(Dataset rows)

****************************************

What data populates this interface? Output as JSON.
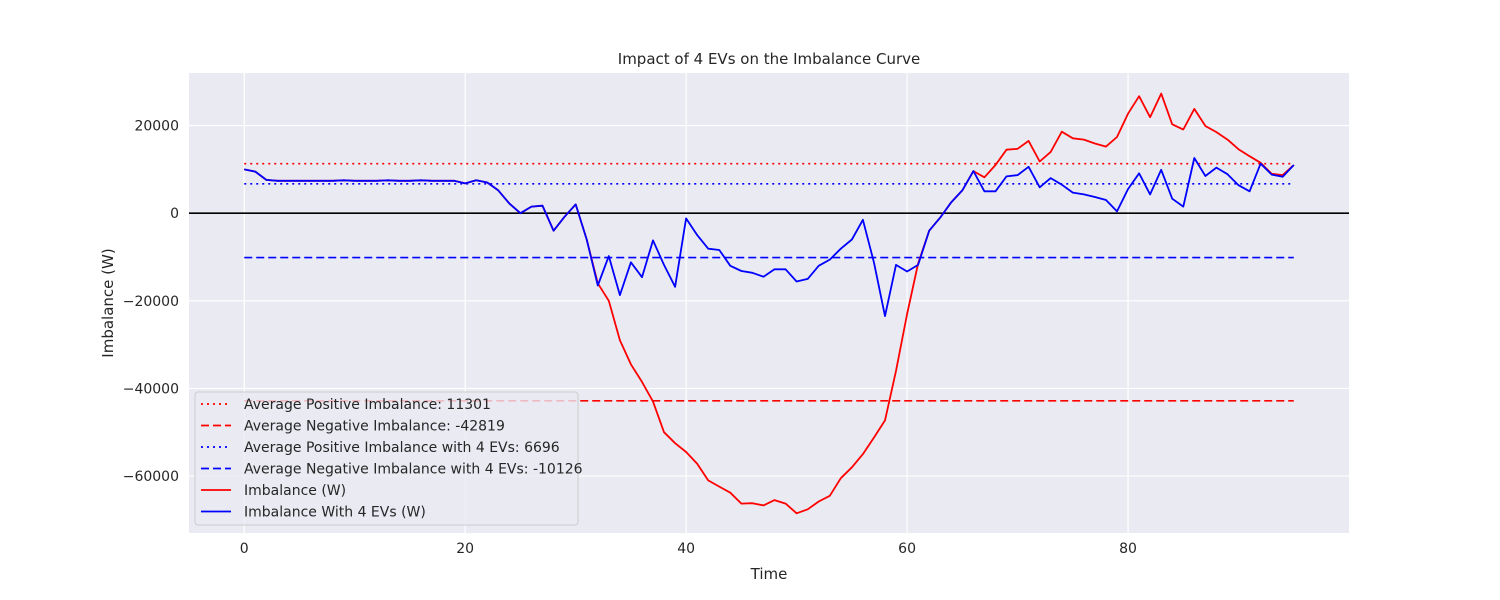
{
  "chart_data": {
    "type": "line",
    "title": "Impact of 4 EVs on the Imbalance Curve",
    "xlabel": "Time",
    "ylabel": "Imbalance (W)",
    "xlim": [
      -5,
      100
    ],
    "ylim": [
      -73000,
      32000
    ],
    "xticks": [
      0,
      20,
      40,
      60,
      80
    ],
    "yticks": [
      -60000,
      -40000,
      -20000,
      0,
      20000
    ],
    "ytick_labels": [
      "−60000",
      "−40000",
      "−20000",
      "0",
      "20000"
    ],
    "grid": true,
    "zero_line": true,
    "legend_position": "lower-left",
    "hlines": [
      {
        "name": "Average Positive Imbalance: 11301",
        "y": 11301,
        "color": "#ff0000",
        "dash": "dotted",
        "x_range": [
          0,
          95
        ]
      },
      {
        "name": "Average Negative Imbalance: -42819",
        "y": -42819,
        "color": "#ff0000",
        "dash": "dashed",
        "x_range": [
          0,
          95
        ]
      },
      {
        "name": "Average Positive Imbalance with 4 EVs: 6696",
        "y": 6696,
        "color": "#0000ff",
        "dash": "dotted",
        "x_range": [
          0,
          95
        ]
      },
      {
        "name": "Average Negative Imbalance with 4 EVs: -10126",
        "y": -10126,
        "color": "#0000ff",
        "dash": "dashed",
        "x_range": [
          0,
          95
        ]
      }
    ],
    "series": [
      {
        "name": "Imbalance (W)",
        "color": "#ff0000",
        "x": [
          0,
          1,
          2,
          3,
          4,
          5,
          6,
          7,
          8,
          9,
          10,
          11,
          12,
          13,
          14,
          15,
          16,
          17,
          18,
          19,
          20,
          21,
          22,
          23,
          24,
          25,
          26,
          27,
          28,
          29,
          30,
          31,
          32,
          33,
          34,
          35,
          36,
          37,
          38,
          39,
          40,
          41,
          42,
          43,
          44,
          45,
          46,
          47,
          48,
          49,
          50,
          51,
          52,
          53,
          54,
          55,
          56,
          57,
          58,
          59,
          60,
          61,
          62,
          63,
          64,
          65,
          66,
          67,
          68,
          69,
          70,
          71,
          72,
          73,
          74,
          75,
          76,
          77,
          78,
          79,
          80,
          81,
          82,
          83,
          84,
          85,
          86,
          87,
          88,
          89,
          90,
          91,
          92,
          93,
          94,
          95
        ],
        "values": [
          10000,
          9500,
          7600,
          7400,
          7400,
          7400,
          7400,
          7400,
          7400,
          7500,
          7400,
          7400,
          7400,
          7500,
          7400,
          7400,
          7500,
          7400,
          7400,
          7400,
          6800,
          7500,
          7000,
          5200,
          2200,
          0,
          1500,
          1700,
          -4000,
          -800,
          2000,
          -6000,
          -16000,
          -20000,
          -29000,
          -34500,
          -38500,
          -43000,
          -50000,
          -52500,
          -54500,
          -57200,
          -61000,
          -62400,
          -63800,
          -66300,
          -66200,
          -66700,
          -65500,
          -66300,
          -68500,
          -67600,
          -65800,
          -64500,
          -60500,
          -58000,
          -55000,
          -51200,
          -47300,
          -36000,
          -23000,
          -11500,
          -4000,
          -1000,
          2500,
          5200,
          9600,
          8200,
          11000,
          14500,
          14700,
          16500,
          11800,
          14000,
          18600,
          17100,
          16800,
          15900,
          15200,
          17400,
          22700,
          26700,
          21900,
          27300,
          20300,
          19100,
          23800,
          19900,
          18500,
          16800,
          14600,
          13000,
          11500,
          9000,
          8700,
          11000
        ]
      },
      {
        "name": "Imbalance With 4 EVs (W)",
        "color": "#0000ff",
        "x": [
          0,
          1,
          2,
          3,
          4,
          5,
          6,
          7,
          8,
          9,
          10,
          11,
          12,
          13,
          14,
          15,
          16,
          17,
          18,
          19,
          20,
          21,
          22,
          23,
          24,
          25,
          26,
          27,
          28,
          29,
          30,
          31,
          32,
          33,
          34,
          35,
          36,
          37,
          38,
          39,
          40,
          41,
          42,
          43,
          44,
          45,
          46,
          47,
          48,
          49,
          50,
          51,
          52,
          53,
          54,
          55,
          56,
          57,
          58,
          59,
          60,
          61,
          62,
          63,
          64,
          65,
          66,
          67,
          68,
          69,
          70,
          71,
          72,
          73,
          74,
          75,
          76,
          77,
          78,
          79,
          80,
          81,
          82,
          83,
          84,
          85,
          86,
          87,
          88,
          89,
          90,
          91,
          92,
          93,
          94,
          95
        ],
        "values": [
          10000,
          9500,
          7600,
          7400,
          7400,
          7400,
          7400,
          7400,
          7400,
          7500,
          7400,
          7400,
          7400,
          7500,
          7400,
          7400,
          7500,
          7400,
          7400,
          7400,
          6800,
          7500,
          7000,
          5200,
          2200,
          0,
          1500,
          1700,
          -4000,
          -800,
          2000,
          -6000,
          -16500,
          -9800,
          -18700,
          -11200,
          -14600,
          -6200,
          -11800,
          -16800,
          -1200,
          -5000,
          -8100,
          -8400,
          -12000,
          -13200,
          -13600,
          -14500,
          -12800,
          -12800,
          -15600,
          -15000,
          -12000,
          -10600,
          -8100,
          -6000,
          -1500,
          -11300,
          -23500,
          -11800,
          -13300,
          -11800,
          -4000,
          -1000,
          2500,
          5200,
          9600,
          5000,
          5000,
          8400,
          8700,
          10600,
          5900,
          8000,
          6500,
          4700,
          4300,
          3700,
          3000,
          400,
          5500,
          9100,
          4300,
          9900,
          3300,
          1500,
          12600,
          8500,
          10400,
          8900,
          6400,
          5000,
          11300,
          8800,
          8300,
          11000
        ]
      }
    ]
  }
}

****************************************

Your instructions – From the entries above, output every line exactly and omit any image.

Correct answer –
What data populates this interface? Output as JSON.
{
  "chart_data": {
    "type": "line",
    "title": "Impact of 4 EVs on the Imbalance Curve",
    "xlabel": "Time",
    "ylabel": "Imbalance (W)",
    "xlim": [
      -5,
      100
    ],
    "ylim": [
      -73000,
      32000
    ],
    "xticks": [
      0,
      20,
      40,
      60,
      80
    ],
    "yticks": [
      -60000,
      -40000,
      -20000,
      0,
      20000
    ],
    "ytick_labels": [
      "−60000",
      "−40000",
      "−20000",
      "0",
      "20000"
    ],
    "grid": true,
    "zero_line": true,
    "legend_position": "lower-left",
    "hlines": [
      {
        "name": "Average Positive Imbalance: 11301",
        "y": 11301,
        "color": "#ff0000",
        "dash": "dotted",
        "x_range": [
          0,
          95
        ]
      },
      {
        "name": "Average Negative Imbalance: -42819",
        "y": -42819,
        "color": "#ff0000",
        "dash": "dashed",
        "x_range": [
          0,
          95
        ]
      },
      {
        "name": "Average Positive Imbalance with 4 EVs: 6696",
        "y": 6696,
        "color": "#0000ff",
        "dash": "dotted",
        "x_range": [
          0,
          95
        ]
      },
      {
        "name": "Average Negative Imbalance with 4 EVs: -10126",
        "y": -10126,
        "color": "#0000ff",
        "dash": "dashed",
        "x_range": [
          0,
          95
        ]
      }
    ],
    "series": [
      {
        "name": "Imbalance (W)",
        "color": "#ff0000",
        "x": [
          0,
          1,
          2,
          3,
          4,
          5,
          6,
          7,
          8,
          9,
          10,
          11,
          12,
          13,
          14,
          15,
          16,
          17,
          18,
          19,
          20,
          21,
          22,
          23,
          24,
          25,
          26,
          27,
          28,
          29,
          30,
          31,
          32,
          33,
          34,
          35,
          36,
          37,
          38,
          39,
          40,
          41,
          42,
          43,
          44,
          45,
          46,
          47,
          48,
          49,
          50,
          51,
          52,
          53,
          54,
          55,
          56,
          57,
          58,
          59,
          60,
          61,
          62,
          63,
          64,
          65,
          66,
          67,
          68,
          69,
          70,
          71,
          72,
          73,
          74,
          75,
          76,
          77,
          78,
          79,
          80,
          81,
          82,
          83,
          84,
          85,
          86,
          87,
          88,
          89,
          90,
          91,
          92,
          93,
          94,
          95
        ],
        "values": [
          10000,
          9500,
          7600,
          7400,
          7400,
          7400,
          7400,
          7400,
          7400,
          7500,
          7400,
          7400,
          7400,
          7500,
          7400,
          7400,
          7500,
          7400,
          7400,
          7400,
          6800,
          7500,
          7000,
          5200,
          2200,
          0,
          1500,
          1700,
          -4000,
          -800,
          2000,
          -6000,
          -16000,
          -20000,
          -29000,
          -34500,
          -38500,
          -43000,
          -50000,
          -52500,
          -54500,
          -57200,
          -61000,
          -62400,
          -63800,
          -66300,
          -66200,
          -66700,
          -65500,
          -66300,
          -68500,
          -67600,
          -65800,
          -64500,
          -60500,
          -58000,
          -55000,
          -51200,
          -47300,
          -36000,
          -23000,
          -11500,
          -4000,
          -1000,
          2500,
          5200,
          9600,
          8200,
          11000,
          14500,
          14700,
          16500,
          11800,
          14000,
          18600,
          17100,
          16800,
          15900,
          15200,
          17400,
          22700,
          26700,
          21900,
          27300,
          20300,
          19100,
          23800,
          19900,
          18500,
          16800,
          14600,
          13000,
          11500,
          9000,
          8700,
          11000
        ]
      },
      {
        "name": "Imbalance With 4 EVs (W)",
        "color": "#0000ff",
        "x": [
          0,
          1,
          2,
          3,
          4,
          5,
          6,
          7,
          8,
          9,
          10,
          11,
          12,
          13,
          14,
          15,
          16,
          17,
          18,
          19,
          20,
          21,
          22,
          23,
          24,
          25,
          26,
          27,
          28,
          29,
          30,
          31,
          32,
          33,
          34,
          35,
          36,
          37,
          38,
          39,
          40,
          41,
          42,
          43,
          44,
          45,
          46,
          47,
          48,
          49,
          50,
          51,
          52,
          53,
          54,
          55,
          56,
          57,
          58,
          59,
          60,
          61,
          62,
          63,
          64,
          65,
          66,
          67,
          68,
          69,
          70,
          71,
          72,
          73,
          74,
          75,
          76,
          77,
          78,
          79,
          80,
          81,
          82,
          83,
          84,
          85,
          86,
          87,
          88,
          89,
          90,
          91,
          92,
          93,
          94,
          95
        ],
        "values": [
          10000,
          9500,
          7600,
          7400,
          7400,
          7400,
          7400,
          7400,
          7400,
          7500,
          7400,
          7400,
          7400,
          7500,
          7400,
          7400,
          7500,
          7400,
          7400,
          7400,
          6800,
          7500,
          7000,
          5200,
          2200,
          0,
          1500,
          1700,
          -4000,
          -800,
          2000,
          -6000,
          -16500,
          -9800,
          -18700,
          -11200,
          -14600,
          -6200,
          -11800,
          -16800,
          -1200,
          -5000,
          -8100,
          -8400,
          -12000,
          -13200,
          -13600,
          -14500,
          -12800,
          -12800,
          -15600,
          -15000,
          -12000,
          -10600,
          -8100,
          -6000,
          -1500,
          -11300,
          -23500,
          -11800,
          -13300,
          -11800,
          -4000,
          -1000,
          2500,
          5200,
          9600,
          5000,
          5000,
          8400,
          8700,
          10600,
          5900,
          8000,
          6500,
          4700,
          4300,
          3700,
          3000,
          400,
          5500,
          9100,
          4300,
          9900,
          3300,
          1500,
          12600,
          8500,
          10400,
          8900,
          6400,
          5000,
          11300,
          8800,
          8300,
          11000
        ]
      }
    ]
  }
}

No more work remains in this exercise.